[Dataset listings of figures]
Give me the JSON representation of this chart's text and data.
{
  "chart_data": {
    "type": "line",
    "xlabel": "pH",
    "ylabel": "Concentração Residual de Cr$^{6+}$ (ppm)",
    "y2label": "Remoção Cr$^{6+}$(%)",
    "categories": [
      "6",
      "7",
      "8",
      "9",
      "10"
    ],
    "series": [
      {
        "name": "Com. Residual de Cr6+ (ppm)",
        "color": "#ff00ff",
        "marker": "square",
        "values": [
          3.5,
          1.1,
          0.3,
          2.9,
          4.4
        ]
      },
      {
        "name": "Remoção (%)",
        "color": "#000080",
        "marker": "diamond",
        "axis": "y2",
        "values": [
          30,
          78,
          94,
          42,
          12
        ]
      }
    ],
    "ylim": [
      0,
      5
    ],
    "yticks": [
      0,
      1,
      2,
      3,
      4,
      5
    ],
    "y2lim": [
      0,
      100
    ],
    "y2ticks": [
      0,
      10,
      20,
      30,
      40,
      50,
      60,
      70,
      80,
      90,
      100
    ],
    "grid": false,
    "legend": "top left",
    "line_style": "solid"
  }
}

- Task goal:
Using the entries above, please restate each one word for word.

- Task solution:
Give me the JSON representation of this chart's text and data.
{
  "chart_data": {
    "type": "line",
    "xlabel": "pH",
    "ylabel": "Concentração Residual de Cr$^{6+}$ (ppm)",
    "y2label": "Remoção Cr$^{6+}$(%)",
    "categories": [
      "6",
      "7",
      "8",
      "9",
      "10"
    ],
    "series": [
      {
        "name": "Com. Residual de Cr6+ (ppm)",
        "color": "#ff00ff",
        "marker": "square",
        "values": [
          3.5,
          1.1,
          0.3,
          2.9,
          4.4
        ]
      },
      {
        "name": "Remoção (%)",
        "color": "#000080",
        "marker": "diamond",
        "axis": "y2",
        "values": [
          30,
          78,
          94,
          42,
          12
        ]
      }
    ],
    "ylim": [
      0,
      5
    ],
    "yticks": [
      0,
      1,
      2,
      3,
      4,
      5
    ],
    "y2lim": [
      0,
      100
    ],
    "y2ticks": [
      0,
      10,
      20,
      30,
      40,
      50,
      60,
      70,
      80,
      90,
      100
    ],
    "grid": false,
    "legend": "top left",
    "line_style": "solid"
  }
}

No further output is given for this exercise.